- [To do]: Please state how many lines of the records hold the string "González", giving nothing but the number.

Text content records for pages
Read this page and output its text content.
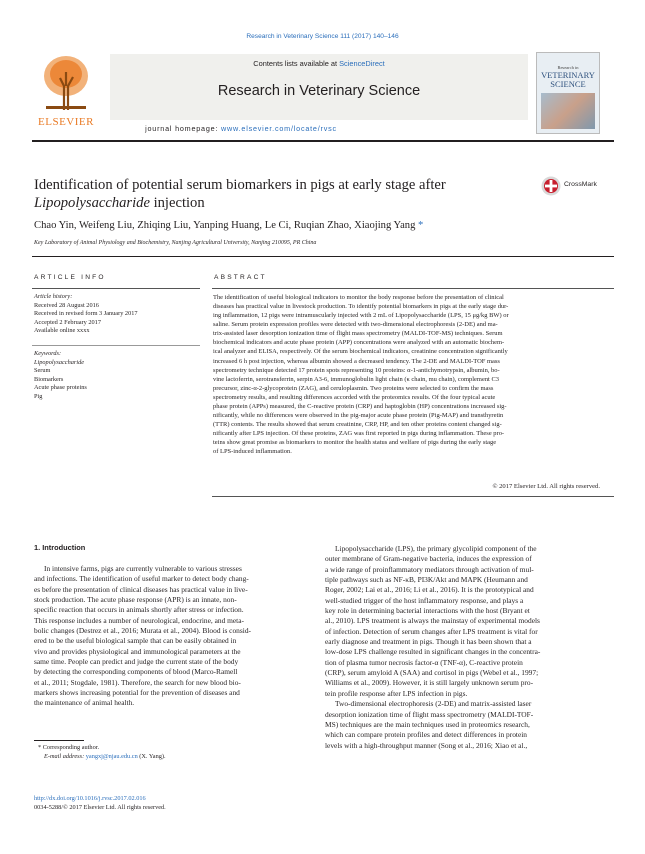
Research in Veterinary Science 111 (2017) 140–146
ELSEVIER
Contents lists available at ScienceDirect
Research in Veterinary Science
journal homepage: www.elsevier.com/locate/rvsc
Research in
VETERINARY
SCIENCE
Identification of potential serum biomarkers in pigs at early stage after
Lipopolysaccharide injection
CrossMark
Chao Yin, Weifeng Liu, Zhiqing Liu, Yanping Huang, Le Ci, Ruqian Zhao, Xiaojing Yang *
Key Laboratory of Animal Physiology and Biochemistry, Nanjing Agricultural University, Nanjing 210095, PR China
ARTICLE INFO	ABSTRACT
Article history:
Received 28 August 2016
Received in revised form 3 January 2017
Accepted 2 February 2017
Available online xxxx
Keywords:
Lipopolysaccharide
Serum
Biomarkers
Acute phase proteins
Pig
The identification of useful biological indicators to monitor the body response before the presentation of clinical
diseases has practical value in livestock production. To identify potential biomarkers in pigs at the early stage dur-
ing inflammation, 12 pigs were intramuscularly injected with 2 mL of Lipopolysaccharide (LPS, 15 μg/kg BW) or
saline. Serum protein expression profiles were detected with two-dimensional electrophoresis (2-DE) and ma-
trix-assisted laser desorption ionization time of flight mass spectrometry (MALDI-TOF-MS) techniques. Serum
biochemical indicators and acute phase protein (APP) concentrations were analyzed with an automatic biochem-
ical analyzer and ELISA, respectively. Of the serum biochemical indicators, creatinine concentration significantly
increased 6 h post injection, whereas albumin showed a decreased tendency. The 2-DE and MALDI-TOF mass
spectrometry technique detected 17 protein spots representing 10 proteins: α-1-antichymotrypsin, albumin, bo-
vine lactoferrin, serotransferrin, serpin A3-6, immunoglobulin light chain (κ chain, mu chain), complement C3
precursor, zinc-α-2-glycoprotein (ZAG), and ceruloplasmin. Two proteins were selected to confirm the mass
spectrometry results, and resulting differences accorded with the proteomics results. Of the four typical acute
phase protein (APPs) measured, the C-reactive protein (CRP) and haptoglobin (HP) concentrations increased sig-
nificantly, while no differences were observed in the pig-major acute phase protein (Pig-MAP) and transthyretin
(TTR) contents. The results showed that serum creatinine, CRP, HP, and ten other proteins content changed sig-
nificantly after LPS injection. Of these proteins, ZAG was first reported in pigs during inflammation. These pro-
teins show great promise as biomarkers to monitor the health status and welfare of pigs during the early stage
of LPS-induced inflammation.
© 2017 Elsevier Ltd. All rights reserved.
1. Introduction
In intensive farms, pigs are currently vulnerable to various stresses
and infections. The identification of useful marker to detect body chang-
es before the presentation of clinical diseases has practical value in live-
stock production. The acute phase response (APR) is an innate, non-
specific reaction that occurs in animals shortly after stress or infection.
This response includes a number of neurological, endocrine, and meta-
bolic changes (Destrez et al., 2016; Murata et al., 2004). Blood is consid-
ered to be the useful biological sample that can be easily obtained in
vivo and provides physiological and immunological parameters at the
same time. People can predict and judge the current state of the body
by detecting the corresponding components of blood (Marco-Ramell
et al., 2011; Stogdale, 1981). Therefore, the search for new blood bio-
markers shows increasing potential for the prevention of diseases and
the maintenance of animal health.
Lipopolysaccharide (LPS), the primary glycolipid component of the
outer membrane of Gram-negative bacteria, induces the expression of
a wide range of proinflammatory mediators through activation of mul-
tiple pathways such as NF-κB, PI3K/Akt and MAPK (Heumann and
Roger, 2002; Lai et al., 2016; Li et al., 2016). It is the prototypical and
well-studied trigger of the host inflammatory response, and plays a
key role in determining bacterial interactions with the host (Bryant et
al., 2010). LPS treatment is always the mainstay of experimental models
of infection. Detection of serum changes after LPS treatment is vital for
early diagnose and treatment in pigs. Though it has been shown that a
low-dose LPS challenge resulted in significant changes in the concentra-
tion of plasma tumor necrosis factor-α (TNF-α), C-reactive protein
(CRP), serum amyloid A (SAA) and cortisol in pigs (Webel et al., 1997;
Williams et al., 2009). However, it is still largely unknown serum pro-
tein profile response after LPS infection in pigs.
Two-dimensional electrophoresis (2-DE) and matrix-assisted laser
desorption ionization time of flight mass spectrometry (MALDI-TOF-
MS) techniques are the main techniques used in proteomics research,
which can compare protein profiles and detect differences in protein
levels with a high-throughput manner (Song et al., 2016; Xiao et al.,
* Corresponding author.
E-mail address: yangxj@njau.edu.cn (X. Yang).
http://dx.doi.org/10.1016/j.rvsc.2017.02.016
0034-5288/© 2017 Elsevier Ltd. All rights reserved.
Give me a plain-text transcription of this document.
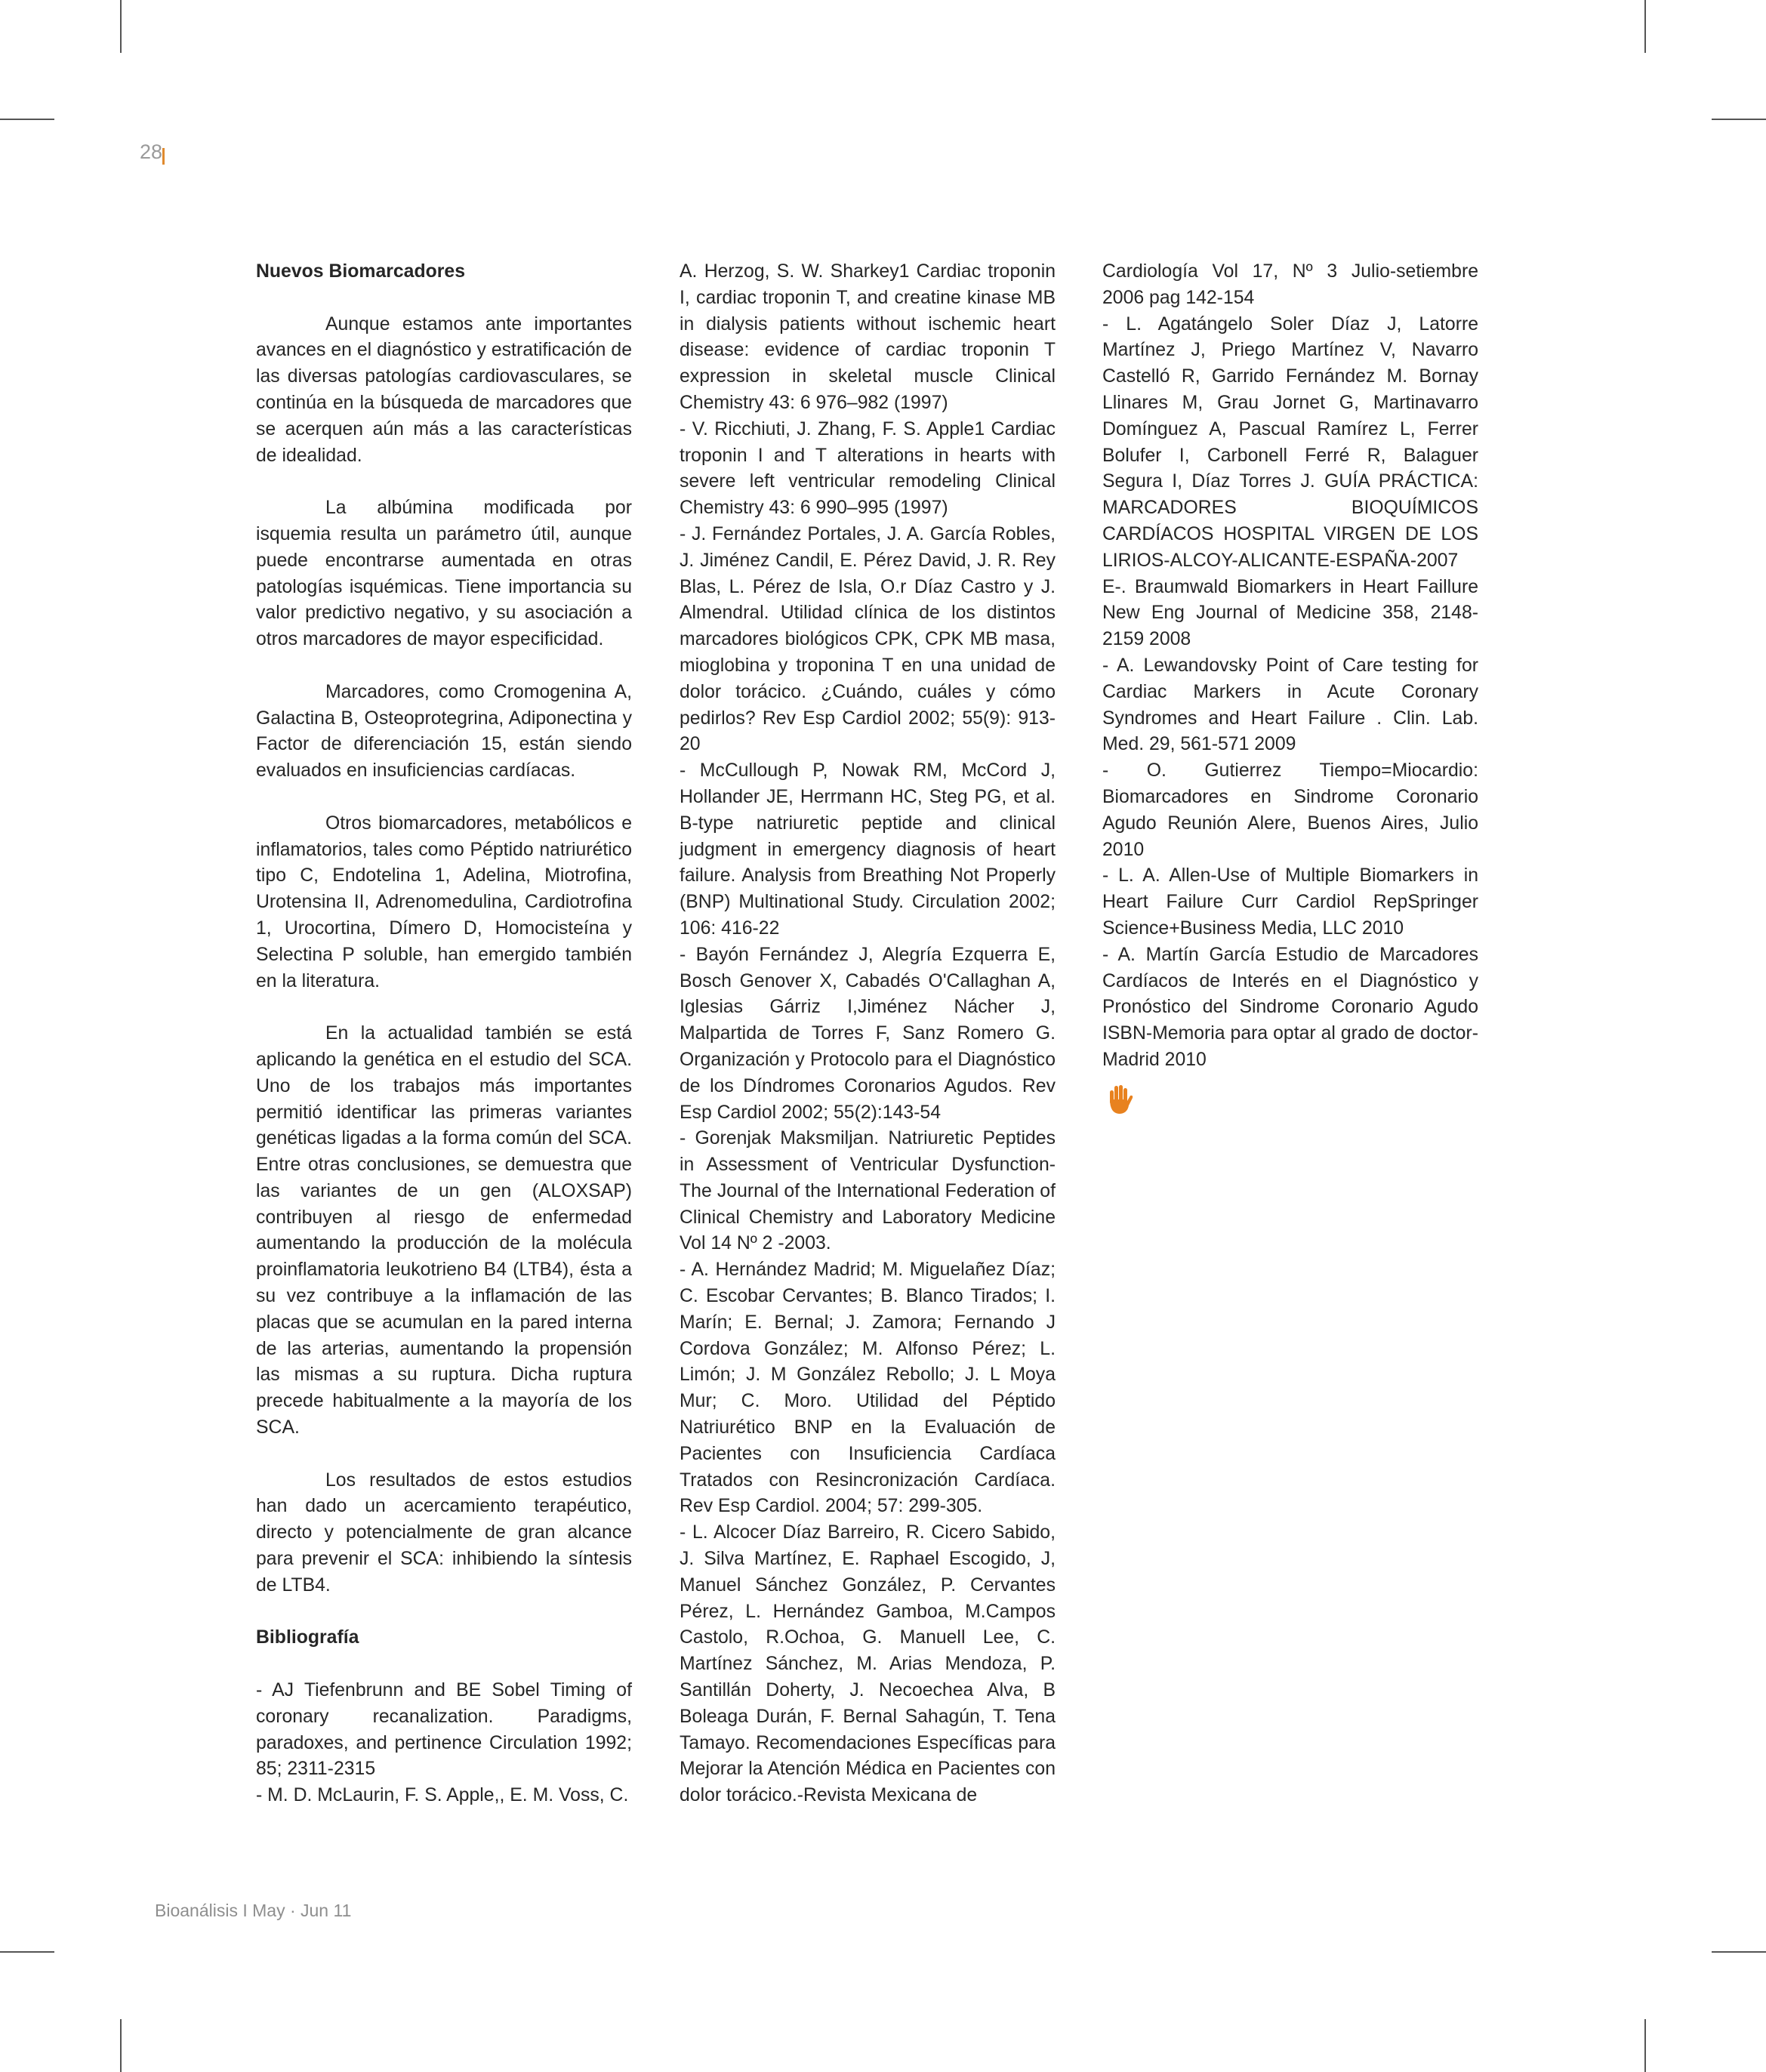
28

Nuevos Biomarcadores

Aunque estamos ante importantes avances en el diagnóstico y estratificación de las diversas patologías cardiovasculares, se continúa en la búsqueda de marcadores que se acerquen aún más a las características de idealidad.

La albúmina modificada por isquemia resulta un parámetro útil, aunque puede encontrarse aumentada en otras patologías isquémicas. Tiene importancia su valor predictivo negativo, y su asociación a otros marcadores de mayor especificidad.

Marcadores, como Cromogenina A, Galactina B, Osteoprotegrina, Adiponectina y Factor de diferenciación 15, están siendo evaluados en insuficiencias cardíacas.

Otros biomarcadores, metabólicos e inflamatorios, tales como Péptido natriurético tipo C, Endotelina 1, Adelina, Miotrofina, Urotensina II, Adrenomedulina, Cardiotrofina 1, Urocortina, Dímero D, Homocisteína y Selectina P soluble, han emergido también en la literatura.

En la actualidad también se está aplicando la genética en el estudio del SCA. Uno de los trabajos más importantes permitió identificar las primeras variantes genéticas ligadas a la forma común del SCA. Entre otras conclusiones, se demuestra que las variantes de un gen (ALOXSAP) contribuyen al riesgo de enfermedad aumentando la producción de la molécula proinflamatoria leukotrieno B4 (LTB4), ésta a su vez contribuye a la inflamación de las placas que se acumulan en la pared interna de las arterias, aumentando la propensión las mismas a su ruptura. Dicha ruptura precede habitualmente a la mayoría de los SCA.

Los resultados de estos estudios han dado un acercamiento terapéutico, directo y potencialmente de gran alcance para prevenir el SCA: inhibiendo la síntesis de LTB4.

Bibliografía

- AJ Tiefenbrunn and BE Sobel Timing of coronary recanalization. Paradigms, paradoxes, and pertinence Circulation 1992; 85; 2311-2315

- M. D. McLaurin, F. S. Apple,, E. M. Voss, C.

A. Herzog, S. W. Sharkey1 Cardiac troponin I, cardiac troponin T, and creatine kinase MB in dialysis patients without ischemic heart disease: evidence of cardiac troponin T expression in skeletal muscle Clinical Chemistry 43: 6 976–982 (1997)

- V. Ricchiuti, J. Zhang, F. S. Apple1 Cardiac troponin I and T alterations in hearts with severe left ventricular remodeling Clinical Chemistry 43: 6 990–995 (1997)

- J. Fernández Portales, J. A. García Robles, J. Jiménez Candil, E. Pérez David, J. R. Rey Blas, L. Pérez de Isla, O.r Díaz Castro y J. Almendral. Utilidad clínica de los distintos marcadores biológicos CPK, CPK MB masa, mioglobina y troponina T en una unidad de dolor torácico. ¿Cuándo, cuáles y cómo pedirlos? Rev Esp Cardiol 2002; 55(9): 913-20

- McCullough P, Nowak RM, McCord J, Hollander JE, Herrmann HC, Steg PG, et al. B-type natriuretic peptide and clinical judgment in emergency diagnosis of heart failure. Analysis from Breathing Not Properly (BNP) Multinational Study. Circulation 2002; 106: 416-22

- Bayón Fernández J, Alegría Ezquerra E, Bosch Genover X, Cabadés O'Callaghan A, Iglesias Gárriz I,Jiménez Nácher J, Malpartida de Torres F, Sanz Romero G. Organización y Protocolo para el Diagnóstico de los Díndromes Coronarios Agudos. Rev Esp Cardiol 2002; 55(2):143-54

- Gorenjak Maksmiljan. Natriuretic Peptides in Assessment of Ventricular Dysfunction- The Journal of the International Federation of Clinical Chemistry and Laboratory Medicine Vol 14 Nº 2 -2003.

- A. Hernández Madrid; M. Miguelañez Díaz; C. Escobar Cervantes; B. Blanco Tirados; I. Marín; E. Bernal; J. Zamora; Fernando J Cordova González; M. Alfonso Pérez; L. Limón; J. M González Rebollo; J. L Moya Mur; C. Moro. Utilidad del Péptido Natriurético BNP en la Evaluación de Pacientes con Insuficiencia Cardíaca Tratados con Resincronización Cardíaca. Rev Esp Cardiol. 2004; 57: 299-305.

- L. Alcocer Díaz Barreiro, R. Cicero Sabido, J. Silva Martínez, E. Raphael Escogido, J, Manuel Sánchez González, P. Cervantes Pérez, L. Hernández Gamboa, M.Campos Castolo, R.Ochoa, G. Manuell Lee, C. Martínez Sánchez, M. Arias Mendoza, P. Santillán Doherty, J. Necoechea Alva, B Boleaga Durán, F. Bernal Sahagún, T. Tena Tamayo. Recomendaciones Específicas para Mejorar la Atención Médica en Pacientes con dolor torácico.-Revista Mexicana de

Cardiología Vol 17, Nº 3 Julio-setiembre 2006 pag 142-154

- L. Agatángelo Soler Díaz J, Latorre Martínez J, Priego Martínez V, Navarro Castelló R, Garrido Fernández M. Bornay Llinares M, Grau Jornet G, Martinavarro Domínguez A, Pascual Ramírez L, Ferrer Bolufer I, Carbonell Ferré R, Balaguer Segura I, Díaz Torres J. GUÍA PRÁCTICA: MARCADORES BIOQUÍMICOS CARDÍACOS HOSPITAL VIRGEN DE LOS LIRIOS-ALCOY-ALICANTE-ESPAÑA-2007

E-. Braumwald Biomarkers in Heart Faillure New Eng Journal of Medicine 358, 2148-2159 2008

- A. Lewandovsky Point of Care testing for Cardiac Markers in Acute Coronary Syndromes and Heart Failure . Clin. Lab. Med. 29, 561-571 2009

- O. Gutierrez Tiempo=Miocardio: Biomarcadores en Sindrome Coronario Agudo Reunión Alere, Buenos Aires, Julio 2010

- L. A. Allen-Use of Multiple Biomarkers in Heart Failure Curr Cardiol RepSpringer Science+Business Media, LLC 2010

- A. Martín García Estudio de Marcadores Cardíacos de Interés en el Diagnóstico y Pronóstico del Sindrome Coronario Agudo ISBN-Memoria para optar al grado de doctor-Madrid 2010

Bioanálisis I May · Jun 11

- [Problem solution]: 2